- Task objective
Which lines in the records below contain the word "Balance"? Copy each of them.

- Supplied records
* * * * * * * * *

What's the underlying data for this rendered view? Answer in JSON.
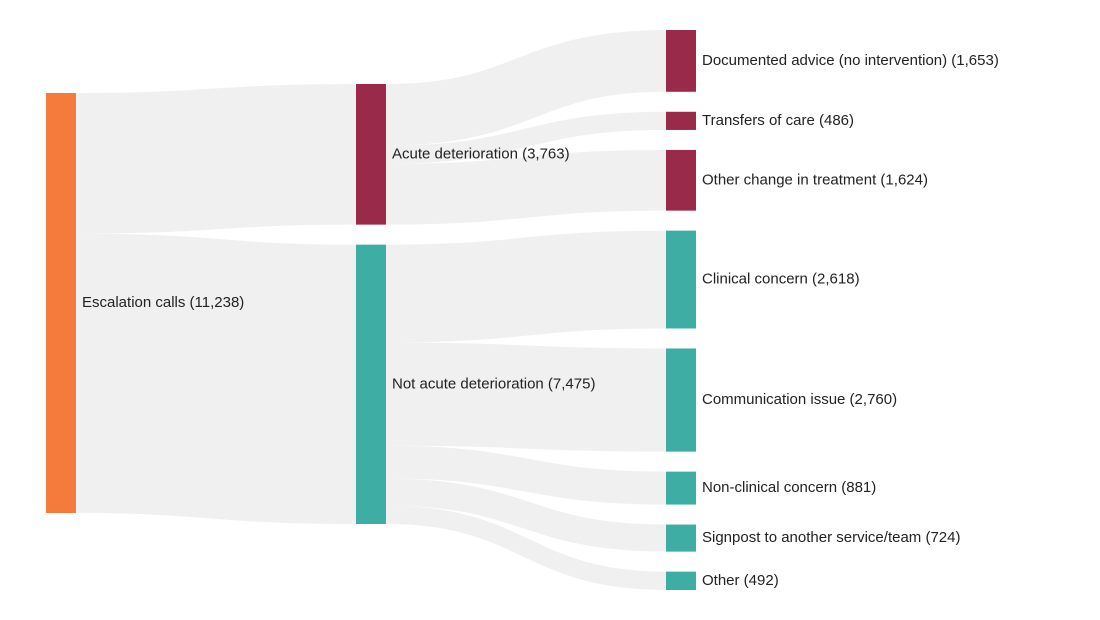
{
  "chart_data": {
    "type": "sankey",
    "columns": [
      [
        {
          "id": "escalation",
          "label": "Escalation calls (11,238)",
          "value": 11238,
          "color": "#f47b3c"
        }
      ],
      [
        {
          "id": "acute",
          "label": "Acute deterioration (3,763)",
          "value": 3763,
          "color": "#9a2a4a"
        },
        {
          "id": "not_acute",
          "label": "Not acute deterioration (7,475)",
          "value": 7475,
          "color": "#3eada4"
        }
      ],
      [
        {
          "id": "documented",
          "label": "Documented advice (no intervention) (1,653)",
          "value": 1653,
          "color": "#9a2a4a"
        },
        {
          "id": "transfers",
          "label": "Transfers of care (486)",
          "value": 486,
          "color": "#9a2a4a"
        },
        {
          "id": "other_change",
          "label": "Other change in treatment (1,624)",
          "value": 1624,
          "color": "#9a2a4a"
        },
        {
          "id": "clinical",
          "label": "Clinical concern (2,618)",
          "value": 2618,
          "color": "#3eada4"
        },
        {
          "id": "communication",
          "label": "Communication issue (2,760)",
          "value": 2760,
          "color": "#3eada4"
        },
        {
          "id": "nonclinical",
          "label": "Non-clinical concern (881)",
          "value": 881,
          "color": "#3eada4"
        },
        {
          "id": "signpost",
          "label": "Signpost to another service/team (724)",
          "value": 724,
          "color": "#3eada4"
        },
        {
          "id": "other",
          "label": "Other (492)",
          "value": 492,
          "color": "#3eada4"
        }
      ]
    ],
    "links": [
      {
        "source": "escalation",
        "target": "acute",
        "value": 3763
      },
      {
        "source": "escalation",
        "target": "not_acute",
        "value": 7475
      },
      {
        "source": "acute",
        "target": "documented",
        "value": 1653
      },
      {
        "source": "acute",
        "target": "transfers",
        "value": 486
      },
      {
        "source": "acute",
        "target": "other_change",
        "value": 1624
      },
      {
        "source": "not_acute",
        "target": "clinical",
        "value": 2618
      },
      {
        "source": "not_acute",
        "target": "communication",
        "value": 2760
      },
      {
        "source": "not_acute",
        "target": "nonclinical",
        "value": 881
      },
      {
        "source": "not_acute",
        "target": "signpost",
        "value": 724
      },
      {
        "source": "not_acute",
        "target": "other",
        "value": 492
      }
    ],
    "link_color": "#f0f0f0"
  }
}
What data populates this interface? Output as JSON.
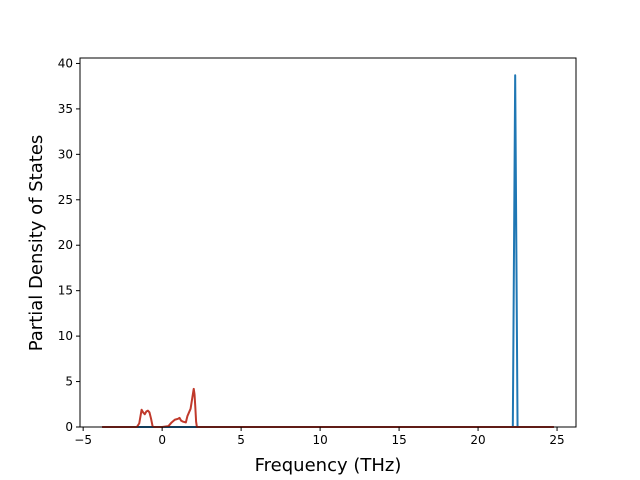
{
  "chart_data": {
    "type": "line",
    "title": "",
    "xlabel": "Frequency (THz)",
    "ylabel": "Partial Density of States",
    "xlim": [
      -5.2,
      26.2
    ],
    "ylim": [
      0,
      40.6
    ],
    "xticks": [
      -5,
      0,
      5,
      10,
      15,
      20,
      25
    ],
    "yticks": [
      0,
      5,
      10,
      15,
      20,
      25,
      30,
      35,
      40
    ],
    "grid": false,
    "legend": "none",
    "series": [
      {
        "color": "#1f77b4",
        "x": [
          -3.8,
          22.1,
          22.2,
          22.35,
          22.5,
          22.6,
          24.8
        ],
        "y": [
          0,
          0,
          0,
          38.7,
          0,
          0,
          0
        ]
      },
      {
        "color": "#c0392b",
        "x": [
          -3.8,
          -1.6,
          -1.45,
          -1.3,
          -1.2,
          -1.1,
          -1.0,
          -0.9,
          -0.8,
          -0.7,
          -0.6,
          -0.5,
          0.0,
          0.4,
          0.6,
          0.8,
          1.0,
          1.1,
          1.2,
          1.3,
          1.5,
          1.6,
          1.7,
          1.8,
          1.9,
          2.0,
          2.05,
          2.1,
          2.15,
          2.2,
          2.3,
          24.8
        ],
        "y": [
          0,
          0,
          0.4,
          1.9,
          1.6,
          1.4,
          1.7,
          1.8,
          1.6,
          0.9,
          0.05,
          0,
          0,
          0.1,
          0.5,
          0.8,
          0.9,
          1.0,
          0.7,
          0.6,
          0.5,
          1.2,
          1.6,
          2.0,
          3.1,
          4.2,
          3.6,
          2.2,
          0.6,
          0,
          0,
          0
        ]
      }
    ]
  }
}
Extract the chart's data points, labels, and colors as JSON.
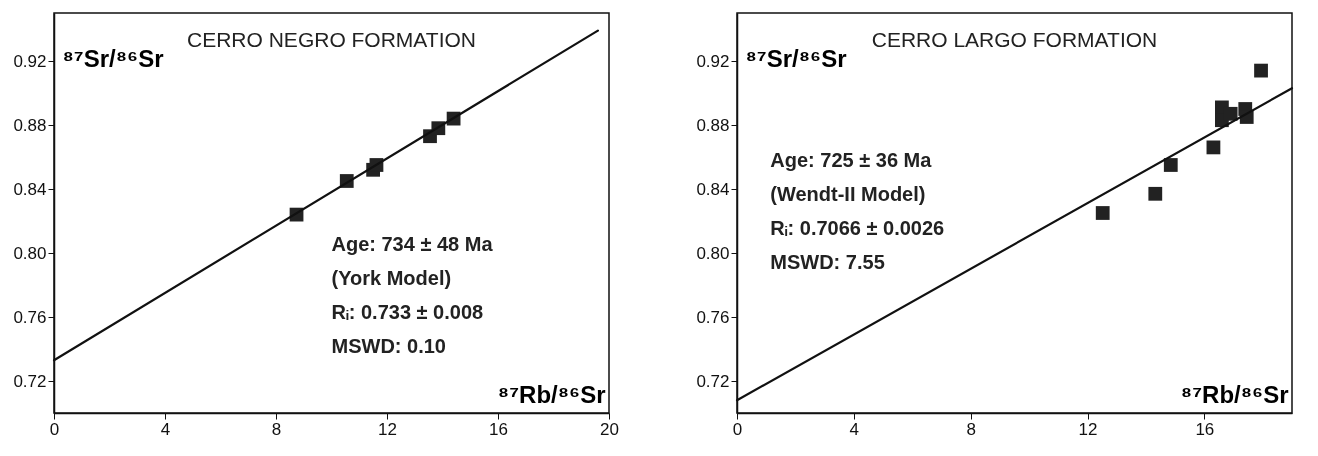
{
  "chart_data": [
    {
      "type": "scatter",
      "title": "CERRO NEGRO FORMATION",
      "xlabel": "⁸⁷Rb/⁸⁶Sr",
      "ylabel": "⁸⁷Sr/⁸⁶Sr",
      "annotations": [
        "Age: 734 ± 48 Ma",
        "(York Model)",
        "Rᵢ: 0.733 ± 0.008",
        "MSWD: 0.10"
      ],
      "series": [
        {
          "type": "scatter",
          "marker": "square",
          "color": "#222222",
          "x": [
            8.74,
            10.55,
            11.5,
            11.62,
            13.55,
            13.85,
            14.4
          ],
          "values": [
            0.824,
            0.845,
            0.852,
            0.855,
            0.873,
            0.878,
            0.884
          ]
        },
        {
          "type": "line",
          "color": "#111111",
          "x": [
            0,
            19.6
          ],
          "values": [
            0.733,
            0.939
          ]
        }
      ],
      "xlim": [
        0,
        20
      ],
      "ylim": [
        0.7,
        0.95
      ],
      "xticks": [
        0,
        4,
        8,
        12,
        16,
        20
      ],
      "yticks": [
        0.72,
        0.76,
        {
          "value": 0.8,
          "label": "0.80"
        },
        0.84,
        0.88,
        0.92
      ],
      "grid": false
    },
    {
      "type": "scatter",
      "title": "CERRO LARGO FORMATION",
      "xlabel": "⁸⁷Rb/⁸⁶Sr",
      "ylabel": "⁸⁷Sr/⁸⁶Sr",
      "annotations": [
        "Age: 725 ± 36 Ma",
        "(Wendt-II Model)",
        "Rᵢ: 0.7066 ± 0.0026",
        "MSWD: 7.55"
      ],
      "series": [
        {
          "type": "scatter",
          "marker": "square",
          "color": "#222222",
          "x": [
            12.52,
            14.32,
            14.85,
            16.31,
            16.6,
            16.6,
            16.9,
            17.4,
            17.45,
            17.94
          ],
          "values": [
            0.825,
            0.837,
            0.855,
            0.866,
            0.891,
            0.883,
            0.887,
            0.89,
            0.885,
            0.914
          ]
        },
        {
          "type": "line",
          "color": "#111111",
          "x": [
            0,
            19
          ],
          "values": [
            0.708,
            0.903
          ]
        }
      ],
      "xlim": [
        0,
        19
      ],
      "ylim": [
        0.7,
        0.95
      ],
      "xticks": [
        0,
        4,
        8,
        12,
        16
      ],
      "yticks": [
        0.72,
        0.76,
        {
          "value": 0.8,
          "label": "0.80"
        },
        0.84,
        0.88,
        0.92
      ],
      "grid": false
    }
  ]
}
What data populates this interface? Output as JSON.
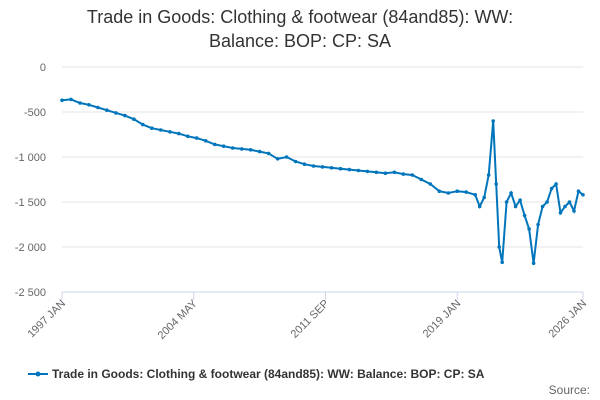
{
  "chart_data": {
    "type": "line",
    "title_line1": "Trade in Goods: Clothing & footwear (84and85): WW:",
    "title_line2": "Balance: BOP: CP: SA",
    "xlabel": "",
    "ylabel": "",
    "ylim": [
      -2500,
      0
    ],
    "yticks": [
      0,
      -500,
      -1000,
      -1500,
      -2000,
      -2500
    ],
    "ytick_labels": [
      "0",
      "-500",
      "-1 000",
      "-1 500",
      "-2 000",
      "-2 500"
    ],
    "x_range": [
      "1997 JAN",
      "2026 JAN"
    ],
    "xtick_labels": [
      "1997 JAN",
      "2004 MAY",
      "2011 SEP",
      "2019 JAN",
      "2026 JAN"
    ],
    "grid": true,
    "legend_position": "bottom",
    "source_label": "Source:",
    "series": [
      {
        "name": "Trade in Goods: Clothing & footwear (84and85): WW: Balance: BOP: CP: SA",
        "color": "#0075bb",
        "points": [
          [
            "1997-01",
            -370
          ],
          [
            "1997-07",
            -360
          ],
          [
            "1998-01",
            -400
          ],
          [
            "1998-07",
            -420
          ],
          [
            "1999-01",
            -450
          ],
          [
            "1999-07",
            -480
          ],
          [
            "2000-01",
            -510
          ],
          [
            "2000-07",
            -540
          ],
          [
            "2001-01",
            -580
          ],
          [
            "2001-07",
            -640
          ],
          [
            "2002-01",
            -680
          ],
          [
            "2002-07",
            -700
          ],
          [
            "2003-01",
            -720
          ],
          [
            "2003-07",
            -740
          ],
          [
            "2004-01",
            -770
          ],
          [
            "2004-07",
            -790
          ],
          [
            "2005-01",
            -820
          ],
          [
            "2005-07",
            -860
          ],
          [
            "2006-01",
            -880
          ],
          [
            "2006-07",
            -900
          ],
          [
            "2007-01",
            -910
          ],
          [
            "2007-07",
            -920
          ],
          [
            "2008-01",
            -940
          ],
          [
            "2008-07",
            -960
          ],
          [
            "2009-01",
            -1020
          ],
          [
            "2009-07",
            -1000
          ],
          [
            "2010-01",
            -1050
          ],
          [
            "2010-07",
            -1080
          ],
          [
            "2011-01",
            -1100
          ],
          [
            "2011-07",
            -1110
          ],
          [
            "2012-01",
            -1120
          ],
          [
            "2012-07",
            -1130
          ],
          [
            "2013-01",
            -1140
          ],
          [
            "2013-07",
            -1150
          ],
          [
            "2014-01",
            -1160
          ],
          [
            "2014-07",
            -1170
          ],
          [
            "2015-01",
            -1180
          ],
          [
            "2015-07",
            -1170
          ],
          [
            "2016-01",
            -1190
          ],
          [
            "2016-07",
            -1200
          ],
          [
            "2017-01",
            -1250
          ],
          [
            "2017-07",
            -1300
          ],
          [
            "2018-01",
            -1380
          ],
          [
            "2018-07",
            -1400
          ],
          [
            "2019-01",
            -1380
          ],
          [
            "2019-07",
            -1390
          ],
          [
            "2020-01",
            -1420
          ],
          [
            "2020-04",
            -1550
          ],
          [
            "2020-07",
            -1450
          ],
          [
            "2020-10",
            -1200
          ],
          [
            "2021-01",
            -600
          ],
          [
            "2021-03",
            -1300
          ],
          [
            "2021-05",
            -2000
          ],
          [
            "2021-07",
            -2170
          ],
          [
            "2021-10",
            -1500
          ],
          [
            "2022-01",
            -1400
          ],
          [
            "2022-04",
            -1550
          ],
          [
            "2022-07",
            -1480
          ],
          [
            "2022-10",
            -1650
          ],
          [
            "2023-01",
            -1800
          ],
          [
            "2023-04",
            -2180
          ],
          [
            "2023-07",
            -1750
          ],
          [
            "2023-10",
            -1550
          ],
          [
            "2024-01",
            -1500
          ],
          [
            "2024-04",
            -1350
          ],
          [
            "2024-07",
            -1300
          ],
          [
            "2024-10",
            -1620
          ],
          [
            "2025-01",
            -1550
          ],
          [
            "2025-04",
            -1500
          ],
          [
            "2025-07",
            -1600
          ],
          [
            "2025-10",
            -1380
          ],
          [
            "2026-01",
            -1420
          ]
        ]
      }
    ]
  }
}
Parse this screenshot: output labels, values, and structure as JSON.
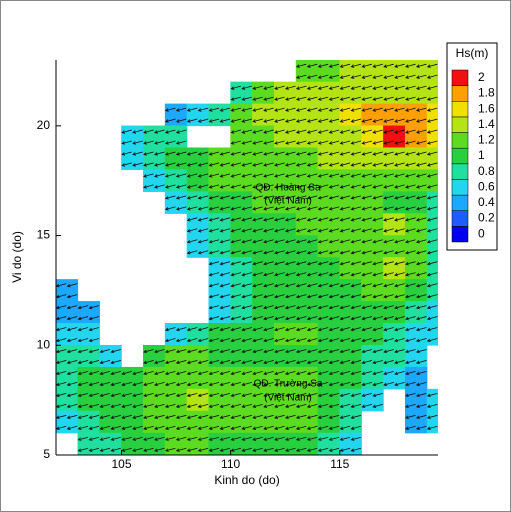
{
  "chart_data": {
    "type": "contour",
    "xlabel": "Kinh do (do)",
    "ylabel": "Vi do (do)",
    "xlim": [
      102,
      119.5
    ],
    "ylim": [
      5,
      23
    ],
    "xticks": [
      105,
      110,
      115
    ],
    "yticks": [
      5,
      10,
      15,
      20
    ],
    "colorbar": {
      "title": "Hs(m)",
      "levels": [
        0,
        0.2,
        0.4,
        0.6,
        0.8,
        1,
        1.2,
        1.4,
        1.6,
        1.8,
        2
      ],
      "colors": [
        "#0000f0",
        "#1e5cff",
        "#1ca8ff",
        "#22d6f0",
        "#20e0a0",
        "#28d040",
        "#5cdc20",
        "#b4e414",
        "#f0e000",
        "#ffa000",
        "#f01010"
      ]
    },
    "annotations": [
      "QĐ. Hoàng Sa",
      "(Việt Nam)",
      "QĐ. Trường Sa",
      "(Việt Nam)"
    ],
    "wave_direction": 195,
    "x": [
      102.5,
      103.5,
      104.5,
      105.5,
      106.5,
      107.5,
      108.5,
      109.5,
      110.5,
      111.5,
      112.5,
      113.5,
      114.5,
      115.5,
      116.5,
      117.5,
      118.5,
      119.5
    ],
    "y": [
      22.5,
      21.5,
      20.5,
      19.5,
      18.5,
      17.5,
      16.5,
      15.5,
      14.5,
      13.5,
      12.5,
      11.5,
      10.5,
      9.5,
      8.5,
      7.5,
      6.5,
      5.5
    ],
    "hs": [
      [
        null,
        null,
        null,
        null,
        null,
        null,
        null,
        null,
        null,
        null,
        null,
        1.2,
        1.2,
        1.3,
        1.3,
        1.3,
        1.3,
        1.3
      ],
      [
        null,
        null,
        null,
        null,
        null,
        null,
        null,
        null,
        0.9,
        1.2,
        1.3,
        1.3,
        1.4,
        1.4,
        1.5,
        1.5,
        1.5,
        1.4
      ],
      [
        null,
        null,
        null,
        null,
        null,
        0.4,
        0.6,
        0.8,
        1.1,
        1.3,
        1.3,
        1.4,
        1.5,
        1.6,
        1.8,
        1.9,
        1.8,
        1.6
      ],
      [
        null,
        null,
        null,
        0.6,
        0.8,
        0.9,
        null,
        null,
        1.1,
        1.2,
        1.3,
        1.3,
        1.4,
        1.5,
        1.7,
        2.0,
        1.8,
        1.6
      ],
      [
        null,
        null,
        null,
        0.6,
        0.9,
        1.0,
        1.0,
        1.1,
        1.2,
        1.2,
        1.2,
        1.2,
        1.3,
        1.4,
        1.5,
        1.5,
        1.4,
        1.3
      ],
      [
        null,
        null,
        null,
        null,
        0.7,
        0.9,
        1.0,
        1.1,
        1.1,
        1.2,
        1.1,
        1.1,
        1.2,
        1.2,
        1.2,
        1.2,
        1.2,
        1.1
      ],
      [
        null,
        null,
        null,
        null,
        null,
        0.7,
        0.9,
        1.0,
        1.0,
        1.1,
        1.1,
        1.1,
        1.1,
        1.1,
        1.1,
        1.0,
        1.0,
        0.9
      ],
      [
        null,
        null,
        null,
        null,
        null,
        null,
        0.7,
        0.9,
        1.0,
        1.0,
        1.0,
        1.1,
        1.1,
        1.1,
        1.2,
        1.3,
        1.1,
        0.9
      ],
      [
        null,
        null,
        null,
        null,
        null,
        null,
        0.6,
        0.8,
        1.0,
        1.0,
        1.0,
        1.0,
        1.1,
        1.1,
        1.2,
        1.2,
        1.1,
        0.9
      ],
      [
        null,
        null,
        null,
        null,
        null,
        null,
        null,
        0.6,
        0.9,
        1.0,
        1.0,
        1.0,
        1.0,
        1.1,
        1.2,
        1.3,
        1.1,
        0.9
      ],
      [
        0.4,
        null,
        null,
        null,
        null,
        null,
        null,
        0.6,
        0.8,
        1.0,
        1.0,
        1.0,
        1.0,
        1.0,
        1.1,
        1.1,
        1.0,
        0.8
      ],
      [
        0.4,
        0.5,
        null,
        null,
        null,
        null,
        null,
        0.7,
        0.9,
        1.0,
        1.0,
        1.0,
        1.0,
        1.0,
        1.0,
        1.0,
        0.8,
        0.6
      ],
      [
        0.6,
        0.6,
        null,
        null,
        null,
        0.7,
        0.9,
        1.0,
        1.0,
        1.0,
        1.1,
        1.1,
        1.0,
        1.0,
        1.0,
        0.9,
        0.6,
        0.6
      ],
      [
        0.8,
        0.8,
        0.6,
        null,
        1.0,
        1.1,
        1.1,
        1.0,
        1.0,
        1.0,
        1.0,
        1.0,
        1.0,
        1.0,
        0.9,
        0.9,
        0.6,
        null
      ],
      [
        0.9,
        1.0,
        1.0,
        1.0,
        1.1,
        1.2,
        1.2,
        1.2,
        1.1,
        1.1,
        1.1,
        1.1,
        1.0,
        1.0,
        0.8,
        0.6,
        0.5,
        null
      ],
      [
        0.9,
        1.0,
        1.0,
        1.0,
        1.1,
        1.2,
        1.3,
        1.2,
        1.1,
        1.1,
        1.2,
        1.1,
        1.0,
        0.9,
        0.7,
        null,
        0.5,
        0.6
      ],
      [
        0.7,
        0.9,
        1.0,
        1.0,
        1.1,
        1.2,
        1.2,
        1.1,
        1.1,
        1.1,
        1.2,
        1.1,
        1.0,
        0.8,
        null,
        null,
        0.5,
        0.6
      ],
      [
        null,
        0.8,
        0.9,
        1.0,
        1.0,
        1.1,
        1.1,
        1.0,
        1.0,
        1.0,
        1.0,
        1.0,
        0.9,
        0.7,
        null,
        null,
        null,
        null
      ]
    ]
  }
}
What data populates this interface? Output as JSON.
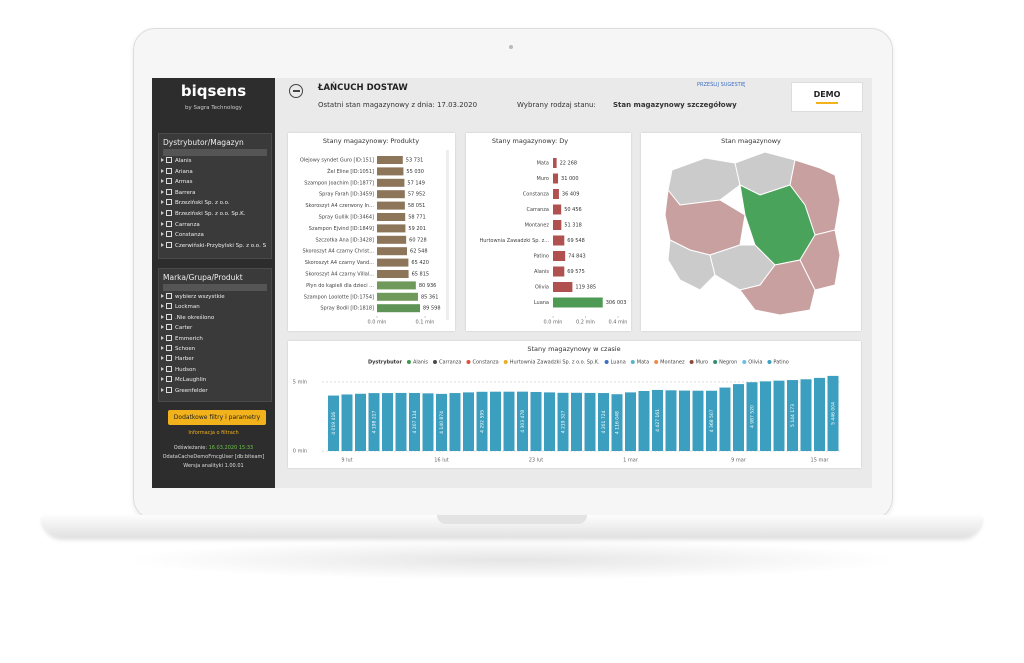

* * * * * * * * *

- Finished exercise
    "title_line2": "Balance: BOP: CP: SA",
        "name": "Trade in Goods: Clothing & footwear (84and85): WW: Balance: BOP: CP: SA",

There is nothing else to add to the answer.